The data »
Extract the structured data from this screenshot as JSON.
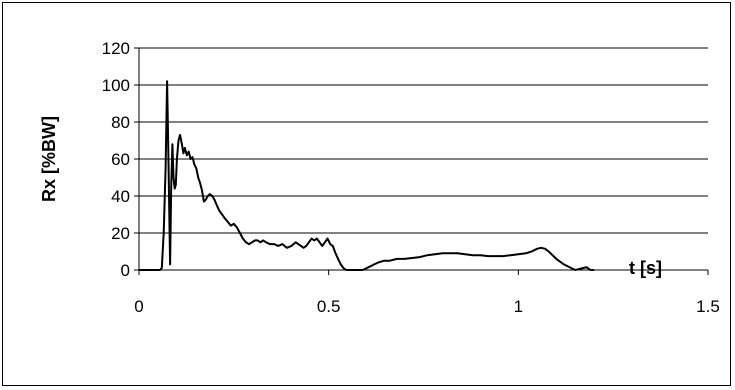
{
  "chart_data": {
    "type": "line",
    "title": "",
    "xlabel": "t [s]",
    "ylabel": "Rx [%BW]",
    "xlim": [
      0,
      1.5
    ],
    "ylim": [
      0,
      120
    ],
    "xticks": [
      "0",
      "0.5",
      "1",
      "1.5"
    ],
    "xtick_values": [
      0,
      0.5,
      1,
      1.5
    ],
    "yticks": [
      "0",
      "20",
      "40",
      "60",
      "80",
      "100",
      "120"
    ],
    "ytick_values": [
      0,
      20,
      40,
      60,
      80,
      100,
      120
    ],
    "grid": "horizontal",
    "legend": "none",
    "line_color": "#000000",
    "series": [
      {
        "x": [
          0,
          0.055,
          0.06,
          0.065,
          0.07,
          0.074,
          0.078,
          0.082,
          0.085,
          0.088,
          0.091,
          0.094,
          0.097,
          0.1,
          0.104,
          0.108,
          0.113,
          0.117,
          0.121,
          0.126,
          0.131,
          0.136,
          0.141,
          0.146,
          0.151,
          0.156,
          0.161,
          0.166,
          0.171,
          0.176,
          0.181,
          0.187,
          0.193,
          0.199,
          0.205,
          0.212,
          0.219,
          0.226,
          0.234,
          0.242,
          0.25,
          0.258,
          0.266,
          0.274,
          0.282,
          0.29,
          0.298,
          0.306,
          0.313,
          0.32,
          0.327,
          0.335,
          0.345,
          0.356,
          0.367,
          0.378,
          0.39,
          0.402,
          0.413,
          0.42,
          0.427,
          0.434,
          0.441,
          0.448,
          0.455,
          0.462,
          0.469,
          0.476,
          0.483,
          0.49,
          0.497,
          0.504,
          0.511,
          0.518,
          0.525,
          0.532,
          0.539,
          0.546,
          0.553,
          0.56,
          0.57,
          0.58,
          0.59,
          0.6,
          0.61,
          0.62,
          0.63,
          0.645,
          0.66,
          0.68,
          0.7,
          0.72,
          0.74,
          0.76,
          0.78,
          0.8,
          0.82,
          0.84,
          0.86,
          0.88,
          0.9,
          0.92,
          0.94,
          0.96,
          0.98,
          1.0,
          1.02,
          1.035,
          1.05,
          1.06,
          1.07,
          1.08,
          1.09,
          1.1,
          1.12,
          1.14,
          1.15,
          1.16,
          1.17,
          1.18,
          1.19,
          1.2
        ],
        "y": [
          0,
          0,
          1,
          20,
          55,
          102,
          55,
          3,
          45,
          68,
          50,
          44,
          46,
          60,
          70,
          73,
          68,
          63,
          66,
          62,
          64,
          60,
          61,
          57,
          55,
          50,
          47,
          43,
          37,
          38,
          40,
          41,
          40,
          38,
          35,
          32,
          30,
          28,
          26,
          24,
          25,
          23,
          20,
          17,
          15,
          14,
          15,
          16,
          16,
          15,
          16,
          15,
          14,
          14,
          13,
          14,
          12,
          13,
          15,
          14,
          13,
          12,
          13,
          15,
          17,
          16,
          17,
          15,
          13,
          15,
          17,
          14,
          13,
          9,
          6,
          3,
          1,
          0,
          0,
          0,
          0,
          0,
          0,
          1,
          2,
          3,
          4,
          5,
          5,
          6,
          6,
          6.5,
          7,
          8,
          8.5,
          9,
          9,
          9,
          8.5,
          8,
          8,
          7.5,
          7.5,
          7.5,
          8,
          8.5,
          9,
          10,
          11.5,
          12,
          11.5,
          10,
          8,
          6,
          3,
          1,
          0,
          0.5,
          1,
          1.5,
          0,
          0
        ]
      }
    ]
  }
}
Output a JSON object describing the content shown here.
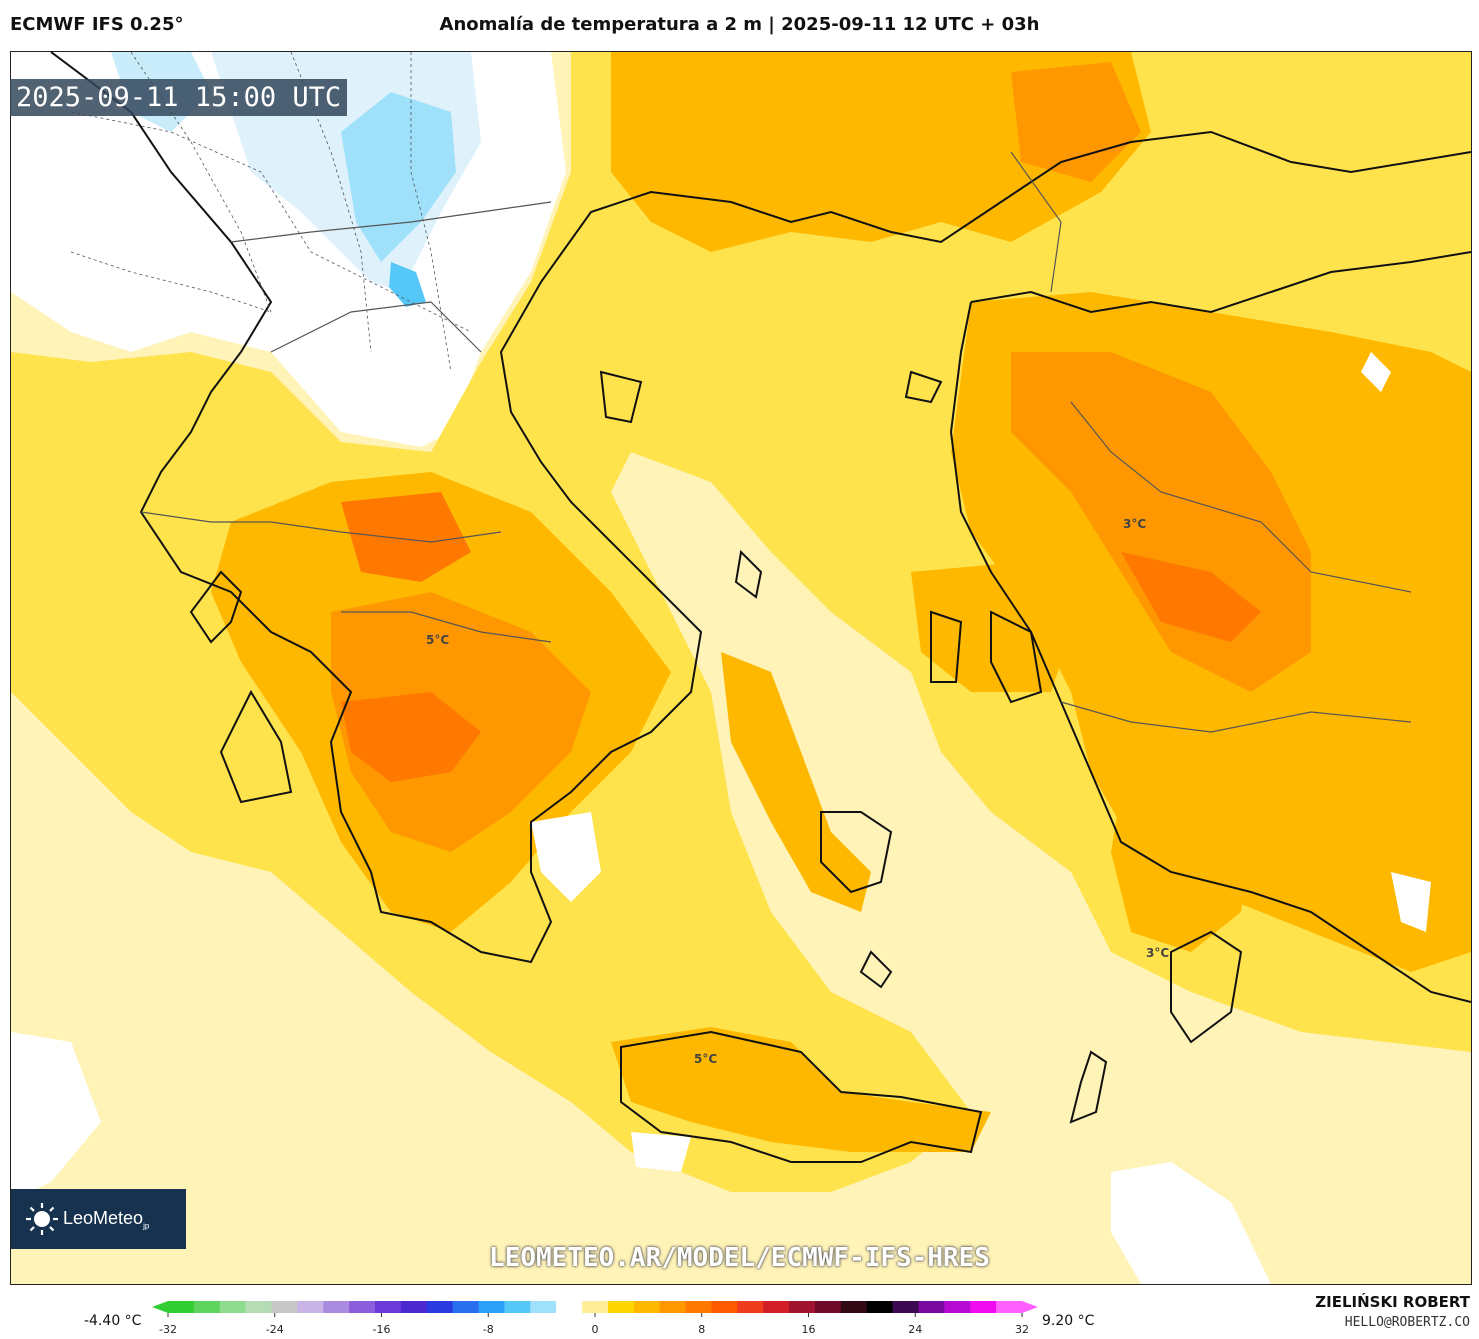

Task description »
All of the records need repeating exactly, except for the pictures.

Solution to this problem »
Extract the structured data from this screenshot as JSON.
{
  "chart_data": {
    "type": "line",
    "title": "",
    "xlabel": "t [s]",
    "ylabel": "Rx [%BW]",
    "xlim": [
      0,
      1.5
    ],
    "ylim": [
      0,
      120
    ],
    "xticks": [
      "0",
      "0.5",
      "1",
      "1.5"
    ],
    "xtick_values": [
      0,
      0.5,
      1,
      1.5
    ],
    "yticks": [
      "0",
      "20",
      "40",
      "60",
      "80",
      "100",
      "120"
    ],
    "ytick_values": [
      0,
      20,
      40,
      60,
      80,
      100,
      120
    ],
    "grid": "horizontal",
    "legend": "none",
    "line_color": "#000000",
    "series": [
      {
        "x": [
          0,
          0.055,
          0.06,
          0.065,
          0.07,
          0.074,
          0.078,
          0.082,
          0.085,
          0.088,
          0.091,
          0.094,
          0.097,
          0.1,
          0.104,
          0.108,
          0.113,
          0.117,
          0.121,
          0.126,
          0.131,
          0.136,
          0.141,
          0.146,
          0.151,
          0.156,
          0.161,
          0.166,
          0.171,
          0.176,
          0.181,
          0.187,
          0.193,
          0.199,
          0.205,
          0.212,
          0.219,
          0.226,
          0.234,
          0.242,
          0.25,
          0.258,
          0.266,
          0.274,
          0.282,
          0.29,
          0.298,
          0.306,
          0.313,
          0.32,
          0.327,
          0.335,
          0.345,
          0.356,
          0.367,
          0.378,
          0.39,
          0.402,
          0.413,
          0.42,
          0.427,
          0.434,
          0.441,
          0.448,
          0.455,
          0.462,
          0.469,
          0.476,
          0.483,
          0.49,
          0.497,
          0.504,
          0.511,
          0.518,
          0.525,
          0.532,
          0.539,
          0.546,
          0.553,
          0.56,
          0.57,
          0.58,
          0.59,
          0.6,
          0.61,
          0.62,
          0.63,
          0.645,
          0.66,
          0.68,
          0.7,
          0.72,
          0.74,
          0.76,
          0.78,
          0.8,
          0.82,
          0.84,
          0.86,
          0.88,
          0.9,
          0.92,
          0.94,
          0.96,
          0.98,
          1.0,
          1.02,
          1.035,
          1.05,
          1.06,
          1.07,
          1.08,
          1.09,
          1.1,
          1.12,
          1.14,
          1.15,
          1.16,
          1.17,
          1.18,
          1.19,
          1.2
        ],
        "y": [
          0,
          0,
          1,
          20,
          55,
          102,
          55,
          3,
          45,
          68,
          50,
          44,
          46,
          60,
          70,
          73,
          68,
          63,
          66,
          62,
          64,
          60,
          61,
          57,
          55,
          50,
          47,
          43,
          37,
          38,
          40,
          41,
          40,
          38,
          35,
          32,
          30,
          28,
          26,
          24,
          25,
          23,
          20,
          17,
          15,
          14,
          15,
          16,
          16,
          15,
          16,
          15,
          14,
          14,
          13,
          14,
          12,
          13,
          15,
          14,
          13,
          12,
          13,
          15,
          17,
          16,
          17,
          15,
          13,
          15,
          17,
          14,
          13,
          9,
          6,
          3,
          1,
          0,
          0,
          0,
          0,
          0,
          0,
          1,
          2,
          3,
          4,
          5,
          5,
          6,
          6,
          6.5,
          7,
          8,
          8.5,
          9,
          9,
          9,
          8.5,
          8,
          8,
          7.5,
          7.5,
          7.5,
          8,
          8.5,
          9,
          10,
          11.5,
          12,
          11.5,
          10,
          8,
          6,
          3,
          1,
          0,
          0.5,
          1,
          1.5,
          0,
          0
        ]
      }
    ]
  }
}
Output a JSON object describing the content shown here.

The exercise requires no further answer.